▸ **Data excerpts**:
>>>

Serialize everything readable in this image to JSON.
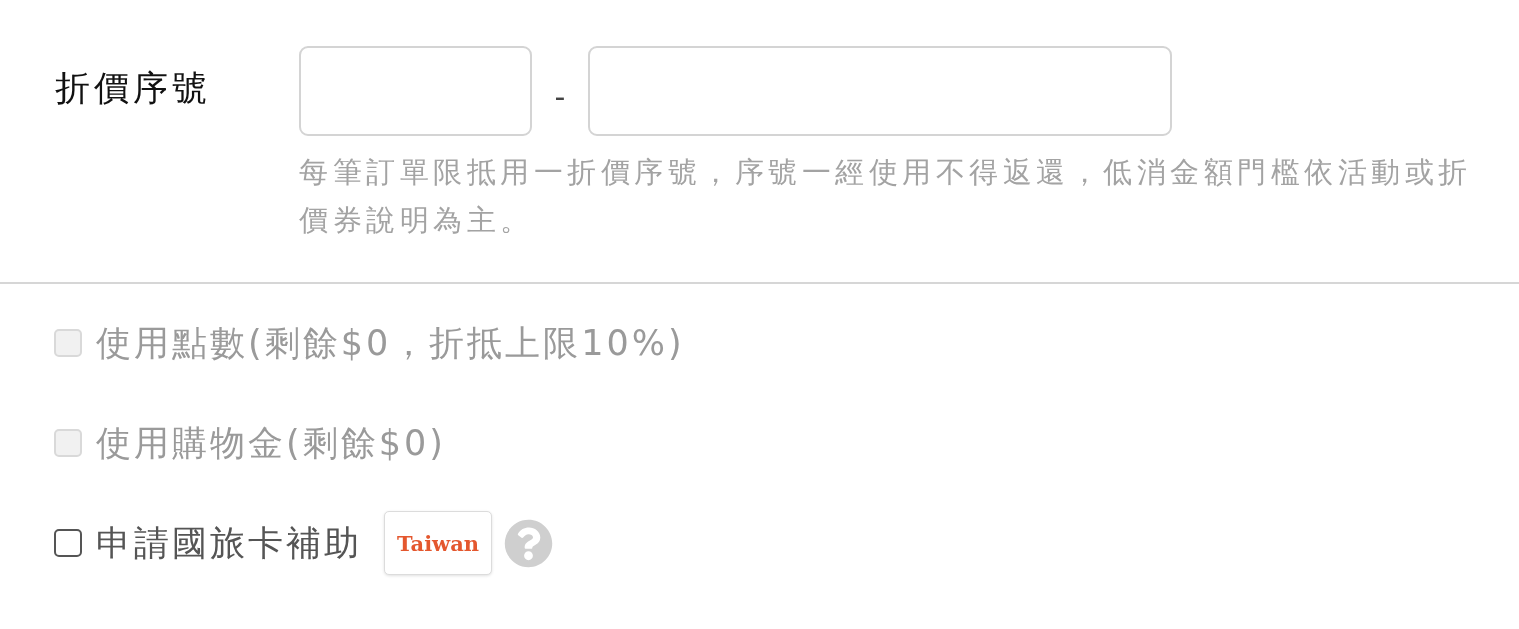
{
  "coupon": {
    "label": "折價序號",
    "separator": "-",
    "hint": "每筆訂單限抵用一折價序號，序號一經使用不得返還，低消金額門檻依活動或折價券說明為主。"
  },
  "options": [
    {
      "kind": "checkbox",
      "label": "使用點數(剩餘$0，折抵上限10%)",
      "checked": false,
      "disabled": true
    },
    {
      "kind": "checkbox",
      "label": "使用購物金(剩餘$0)",
      "checked": false,
      "disabled": true
    },
    {
      "kind": "checkbox",
      "label": "申請國旅卡補助",
      "checked": false,
      "disabled": false,
      "logo": {
        "text": "Taiwan"
      },
      "help": true
    }
  ]
}
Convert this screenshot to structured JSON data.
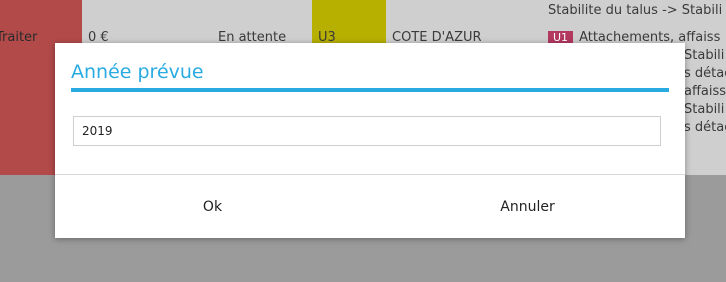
{
  "background_row": {
    "status": "Traiter",
    "amount": "0 €",
    "state": "En attente",
    "urgency": "U3",
    "region": "COTE D'AZUR",
    "desc_line1": "Stabilite du talus -> Stabili",
    "desc_tag": "U1",
    "desc_line2": "Attachements, affaiss",
    "desc_line3": "Stabili",
    "desc_line4": "s détac",
    "desc_line5": "affaiss",
    "desc_line6": "Stabili",
    "desc_line7": "s détac"
  },
  "dialog": {
    "title": "Année prévue",
    "input_value": "2019",
    "ok_label": "Ok",
    "cancel_label": "Annuler"
  },
  "colors": {
    "accent": "#29abe2",
    "status_red": "#b24a4a",
    "urgency_yellow": "#b7b000",
    "tag_pink": "#b3395f",
    "overlay": "#9b9b9b"
  }
}
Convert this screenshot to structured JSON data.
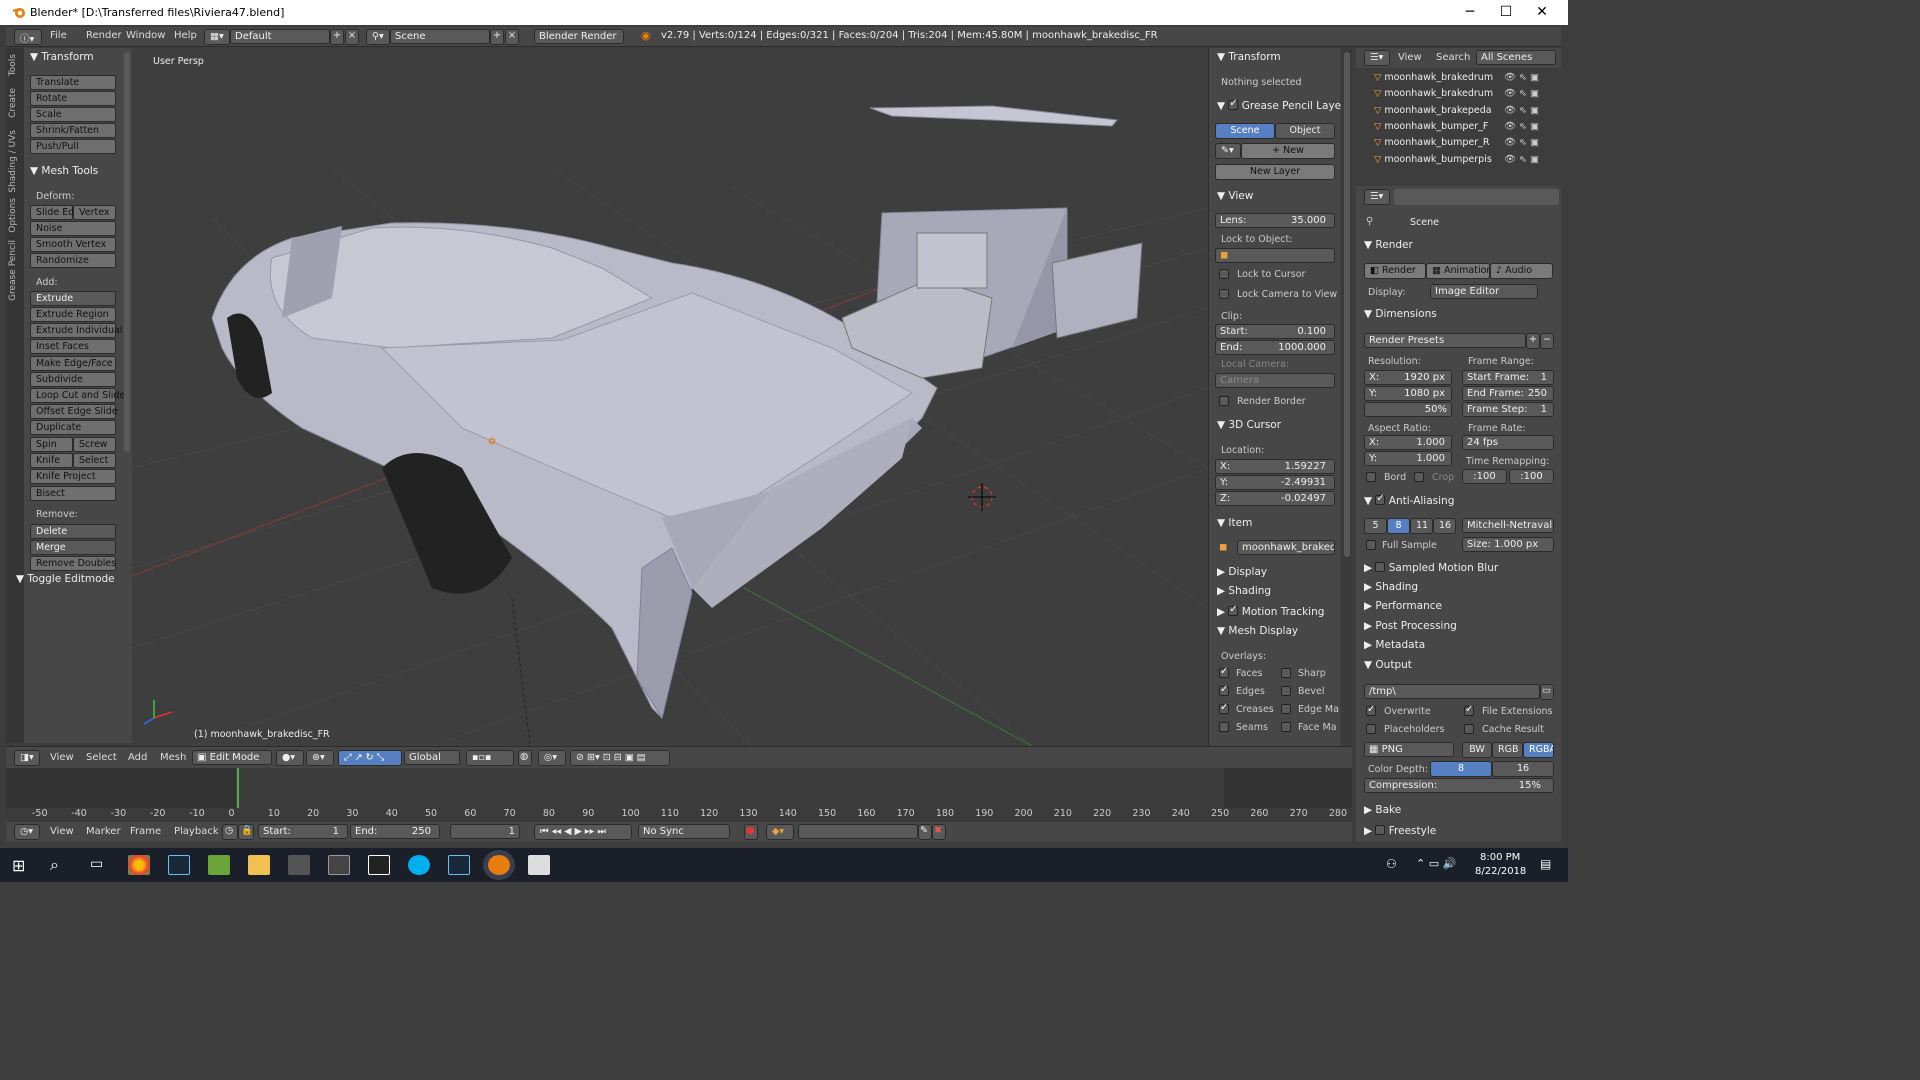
{
  "window": {
    "title": "Blender* [D:\\Transferred files\\Riviera47.blend]",
    "min": "─",
    "max": "☐",
    "close": "✕"
  },
  "info": {
    "menus": [
      "File",
      "Render",
      "Window",
      "Help"
    ],
    "layout": "Default",
    "scene": "Scene",
    "engine": "Blender Render",
    "stats": "v2.79 | Verts:0/124 | Edges:0/321 | Faces:0/204 | Tris:204 | Mem:45.80M | moonhawk_brakedisc_FR"
  },
  "lefttabs": [
    "Tools",
    "Create",
    "Shading / UVs",
    "Options",
    "Grease Pencil"
  ],
  "toolshelf": {
    "transform_title": "Transform",
    "transform": [
      "Translate",
      "Rotate",
      "Scale",
      "Shrink/Fatten",
      "Push/Pull"
    ],
    "meshtools_title": "Mesh Tools",
    "deform_label": "Deform:",
    "slide_edge": "Slide Ed",
    "vertex": "Vertex",
    "noise": "Noise",
    "smooth_vertex": "Smooth Vertex",
    "randomize": "Randomize",
    "add_label": "Add:",
    "extrude": "Extrude",
    "add": [
      "Extrude Region",
      "Extrude Individual",
      "Inset Faces",
      "Make Edge/Face",
      "Subdivide",
      "Loop Cut and Slide",
      "Offset Edge Slide",
      "Duplicate"
    ],
    "spin": "Spin",
    "screw": "Screw",
    "knife": "Knife",
    "select": "Select",
    "knife_project": "Knife Project",
    "bisect": "Bisect",
    "remove_label": "Remove:",
    "delete": "Delete",
    "merge": "Merge",
    "remove_doubles": "Remove Doubles",
    "toggle_editmode": "Toggle Editmode"
  },
  "viewport": {
    "persp": "User Persp",
    "object_label": "(1) moonhawk_brakedisc_FR"
  },
  "npanel": {
    "transform": "Transform",
    "nothing": "Nothing selected",
    "gp_layers": "Grease Pencil Layers",
    "scene": "Scene",
    "object": "Object",
    "new": "New",
    "new_layer": "New Layer",
    "view": "View",
    "lens_label": "Lens:",
    "lens": "35.000",
    "lock_obj": "Lock to Object:",
    "lock_cursor": "Lock to Cursor",
    "lock_cam": "Lock Camera to View",
    "clip": "Clip:",
    "start_label": "Start:",
    "start": "0.100",
    "end_label": "End:",
    "end": "1000.000",
    "local_cam": "Local Camera:",
    "camera": "Camera",
    "render_border": "Render Border",
    "cursor": "3D Cursor",
    "location": "Location:",
    "x_label": "X:",
    "x": "1.59227",
    "y_label": "Y:",
    "y": "-2.49931",
    "z_label": "Z:",
    "z": "-0.02497",
    "item": "Item",
    "item_name": "moonhawk_brakedi...",
    "display": "Display",
    "shading": "Shading",
    "motion": "Motion Tracking",
    "mesh_display": "Mesh Display",
    "overlays": "Overlays:",
    "faces": "Faces",
    "sharp": "Sharp",
    "edges": "Edges",
    "bevel": "Bevel",
    "creases": "Creases",
    "edge_ma": "Edge Ma",
    "seams": "Seams",
    "face_ma": "Face Ma"
  },
  "outliner": {
    "view": "View",
    "search": "Search",
    "all_scenes": "All Scenes",
    "items": [
      "moonhawk_brakedrum",
      "moonhawk_brakedrum",
      "moonhawk_brakepeda",
      "moonhawk_bumper_F",
      "moonhawk_bumper_R",
      "moonhawk_bumperpis"
    ]
  },
  "props": {
    "scene": "Scene",
    "render": "Render",
    "render_btn": "Render",
    "animation_btn": "Animation",
    "audio_btn": "Audio",
    "display_label": "Display:",
    "display": "Image Editor",
    "dimensions": "Dimensions",
    "presets": "Render Presets",
    "resolution": "Resolution:",
    "frame_range": "Frame Range:",
    "res_x": "1920 px",
    "res_y": "1080 px",
    "res_pct": "50%",
    "start_frame_label": "Start Frame:",
    "start_frame": "1",
    "end_frame_label": "End Frame:",
    "end_frame": "250",
    "frame_step_label": "Frame Step:",
    "frame_step": "1",
    "aspect": "Aspect Ratio:",
    "frame_rate": "Frame Rate:",
    "asp_x": "1.000",
    "asp_y": "1.000",
    "fps": "24 fps",
    "bord": "Bord",
    "crop": "Crop",
    "time_remap": "Time Remapping:",
    "remap_old": ":100",
    "remap_new": ":100",
    "x_label": "X:",
    "y_label": "Y:",
    "aa": "Anti-Aliasing",
    "aa_samples": [
      "5",
      "8",
      "11",
      "16"
    ],
    "filter": "Mitchell-Netravali",
    "full_sample": "Full Sample",
    "size": "Size:  1.000 px",
    "sampled_blur": "Sampled Motion Blur",
    "shading": "Shading",
    "performance": "Performance",
    "post": "Post Processing",
    "metadata": "Metadata",
    "output": "Output",
    "path": "/tmp\\",
    "overwrite": "Overwrite",
    "file_ext": "File Extensions",
    "placeholders": "Placeholders",
    "cache": "Cache Result",
    "format": "PNG",
    "bw": "BW",
    "rgb": "RGB",
    "rgba": "RGBA",
    "color_depth": "Color Depth:",
    "depth8": "8",
    "depth16": "16",
    "compression": "Compression:",
    "compression_val": "15%",
    "bake": "Bake",
    "freestyle": "Freestyle"
  },
  "vpheader": {
    "view": "View",
    "select": "Select",
    "add": "Add",
    "mesh": "Mesh",
    "mode": "Edit Mode",
    "orientation": "Global"
  },
  "timeline": {
    "ticks": [
      "-50",
      "-40",
      "-30",
      "-20",
      "-10",
      "0",
      "10",
      "20",
      "30",
      "40",
      "50",
      "60",
      "70",
      "80",
      "90",
      "100",
      "110",
      "120",
      "130",
      "140",
      "150",
      "160",
      "170",
      "180",
      "190",
      "200",
      "210",
      "220",
      "230",
      "240",
      "250",
      "260",
      "270",
      "280"
    ],
    "view": "View",
    "marker": "Marker",
    "frame": "Frame",
    "playback": "Playback",
    "start_label": "Start:",
    "start": "1",
    "end_label": "End:",
    "end": "250",
    "current": "1",
    "sync": "No Sync"
  },
  "taskbar": {
    "time": "8:00 PM",
    "date": "8/22/2018"
  },
  "colors": {
    "accent": "#5680c2",
    "bg": "#3e3e3e",
    "panel": "#474747"
  }
}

<<<

▸ **Your goal**: Every entry above is to be set down exactly; the pictures are to be left out.

▸ **Output below**:
Serialize everything readable in this image to JSON.
{
  "coupon": {
    "label": "折價序號",
    "separator": "-",
    "hint": "每筆訂單限抵用一折價序號，序號一經使用不得返還，低消金額門檻依活動或折價券說明為主。"
  },
  "options": [
    {
      "kind": "checkbox",
      "label": "使用點數(剩餘$0，折抵上限10%)",
      "checked": false,
      "disabled": true
    },
    {
      "kind": "checkbox",
      "label": "使用購物金(剩餘$0)",
      "checked": false,
      "disabled": true
    },
    {
      "kind": "checkbox",
      "label": "申請國旅卡補助",
      "checked": false,
      "disabled": false,
      "logo": {
        "text": "Taiwan"
      },
      "help": true
    }
  ]
}
Convert this screenshot to structured JSON data.
{
  "background_row": {
    "status": "Traiter",
    "amount": "0 €",
    "state": "En attente",
    "urgency": "U3",
    "region": "COTE D'AZUR",
    "desc_line1": "Stabilite du talus -> Stabili",
    "desc_tag": "U1",
    "desc_line2": "Attachements, affaiss",
    "desc_line3": "Stabili",
    "desc_line4": "s détac",
    "desc_line5": "affaiss",
    "desc_line6": "Stabili",
    "desc_line7": "s détac"
  },
  "dialog": {
    "title": "Année prévue",
    "input_value": "2019",
    "ok_label": "Ok",
    "cancel_label": "Annuler"
  },
  "colors": {
    "accent": "#29abe2",
    "status_red": "#b24a4a",
    "urgency_yellow": "#b7b000",
    "tag_pink": "#b3395f",
    "overlay": "#9b9b9b"
  }
}
Convert this screenshot to structured JSON data.
{
  "window": {
    "title": "Blender* [D:\\Transferred files\\Riviera47.blend]",
    "min": "─",
    "max": "☐",
    "close": "✕"
  },
  "info": {
    "menus": [
      "File",
      "Render",
      "Window",
      "Help"
    ],
    "layout": "Default",
    "scene": "Scene",
    "engine": "Blender Render",
    "stats": "v2.79 | Verts:0/124 | Edges:0/321 | Faces:0/204 | Tris:204 | Mem:45.80M | moonhawk_brakedisc_FR"
  },
  "lefttabs": [
    "Tools",
    "Create",
    "Shading / UVs",
    "Options",
    "Grease Pencil"
  ],
  "toolshelf": {
    "transform_title": "Transform",
    "transform": [
      "Translate",
      "Rotate",
      "Scale",
      "Shrink/Fatten",
      "Push/Pull"
    ],
    "meshtools_title": "Mesh Tools",
    "deform_label": "Deform:",
    "slide_edge": "Slide Ed",
    "vertex": "Vertex",
    "noise": "Noise",
    "smooth_vertex": "Smooth Vertex",
    "randomize": "Randomize",
    "add_label": "Add:",
    "extrude": "Extrude",
    "add": [
      "Extrude Region",
      "Extrude Individual",
      "Inset Faces",
      "Make Edge/Face",
      "Subdivide",
      "Loop Cut and Slide",
      "Offset Edge Slide",
      "Duplicate"
    ],
    "spin": "Spin",
    "screw": "Screw",
    "knife": "Knife",
    "select": "Select",
    "knife_project": "Knife Project",
    "bisect": "Bisect",
    "remove_label": "Remove:",
    "delete": "Delete",
    "merge": "Merge",
    "remove_doubles": "Remove Doubles",
    "toggle_editmode": "Toggle Editmode"
  },
  "viewport": {
    "persp": "User Persp",
    "object_label": "(1) moonhawk_brakedisc_FR"
  },
  "npanel": {
    "transform": "Transform",
    "nothing": "Nothing selected",
    "gp_layers": "Grease Pencil Layers",
    "scene": "Scene",
    "object": "Object",
    "new": "New",
    "new_layer": "New Layer",
    "view": "View",
    "lens_label": "Lens:",
    "lens": "35.000",
    "lock_obj": "Lock to Object:",
    "lock_cursor": "Lock to Cursor",
    "lock_cam": "Lock Camera to View",
    "clip": "Clip:",
    "start_label": "Start:",
    "start": "0.100",
    "end_label": "End:",
    "end": "1000.000",
    "local_cam": "Local Camera:",
    "camera": "Camera",
    "render_border": "Render Border",
    "cursor": "3D Cursor",
    "location": "Location:",
    "x_label": "X:",
    "x": "1.59227",
    "y_label": "Y:",
    "y": "-2.49931",
    "z_label": "Z:",
    "z": "-0.02497",
    "item": "Item",
    "item_name": "moonhawk_brakedi...",
    "display": "Display",
    "shading": "Shading",
    "motion": "Motion Tracking",
    "mesh_display": "Mesh Display",
    "overlays": "Overlays:",
    "faces": "Faces",
    "sharp": "Sharp",
    "edges": "Edges",
    "bevel": "Bevel",
    "creases": "Creases",
    "edge_ma": "Edge Ma",
    "seams": "Seams",
    "face_ma": "Face Ma"
  },
  "outliner": {
    "view": "View",
    "search": "Search",
    "all_scenes": "All Scenes",
    "items": [
      "moonhawk_brakedrum",
      "moonhawk_brakedrum",
      "moonhawk_brakepeda",
      "moonhawk_bumper_F",
      "moonhawk_bumper_R",
      "moonhawk_bumperpis"
    ]
  },
  "props": {
    "scene": "Scene",
    "render": "Render",
    "render_btn": "Render",
    "animation_btn": "Animation",
    "audio_btn": "Audio",
    "display_label": "Display:",
    "display": "Image Editor",
    "dimensions": "Dimensions",
    "presets": "Render Presets",
    "resolution": "Resolution:",
    "frame_range": "Frame Range:",
    "res_x": "1920 px",
    "res_y": "1080 px",
    "res_pct": "50%",
    "start_frame_label": "Start Frame:",
    "start_frame": "1",
    "end_frame_label": "End Frame:",
    "end_frame": "250",
    "frame_step_label": "Frame Step:",
    "frame_step": "1",
    "aspect": "Aspect Ratio:",
    "frame_rate": "Frame Rate:",
    "asp_x": "1.000",
    "asp_y": "1.000",
    "fps": "24 fps",
    "bord": "Bord",
    "crop": "Crop",
    "time_remap": "Time Remapping:",
    "remap_old": ":100",
    "remap_new": ":100",
    "x_label": "X:",
    "y_label": "Y:",
    "aa": "Anti-Aliasing",
    "aa_samples": [
      "5",
      "8",
      "11",
      "16"
    ],
    "filter": "Mitchell-Netravali",
    "full_sample": "Full Sample",
    "size": "Size:  1.000 px",
    "sampled_blur": "Sampled Motion Blur",
    "shading": "Shading",
    "performance": "Performance",
    "post": "Post Processing",
    "metadata": "Metadata",
    "output": "Output",
    "path": "/tmp\\",
    "overwrite": "Overwrite",
    "file_ext": "File Extensions",
    "placeholders": "Placeholders",
    "cache": "Cache Result",
    "format": "PNG",
    "bw": "BW",
    "rgb": "RGB",
    "rgba": "RGBA",
    "color_depth": "Color Depth:",
    "depth8": "8",
    "depth16": "16",
    "compression": "Compression:",
    "compression_val": "15%",
    "bake": "Bake",
    "freestyle": "Freestyle"
  },
  "vpheader": {
    "view": "View",
    "select": "Select",
    "add": "Add",
    "mesh": "Mesh",
    "mode": "Edit Mode",
    "orientation": "Global"
  },
  "timeline": {
    "ticks": [
      "-50",
      "-40",
      "-30",
      "-20",
      "-10",
      "0",
      "10",
      "20",
      "30",
      "40",
      "50",
      "60",
      "70",
      "80",
      "90",
      "100",
      "110",
      "120",
      "130",
      "140",
      "150",
      "160",
      "170",
      "180",
      "190",
      "200",
      "210",
      "220",
      "230",
      "240",
      "250",
      "260",
      "270",
      "280"
    ],
    "view": "View",
    "marker": "Marker",
    "frame": "Frame",
    "playback": "Playback",
    "start_label": "Start:",
    "start": "1",
    "end_label": "End:",
    "end": "250",
    "current": "1",
    "sync": "No Sync"
  },
  "taskbar": {
    "time": "8:00 PM",
    "date": "8/22/2018"
  },
  "colors": {
    "accent": "#5680c2",
    "bg": "#3e3e3e",
    "panel": "#474747"
  }
}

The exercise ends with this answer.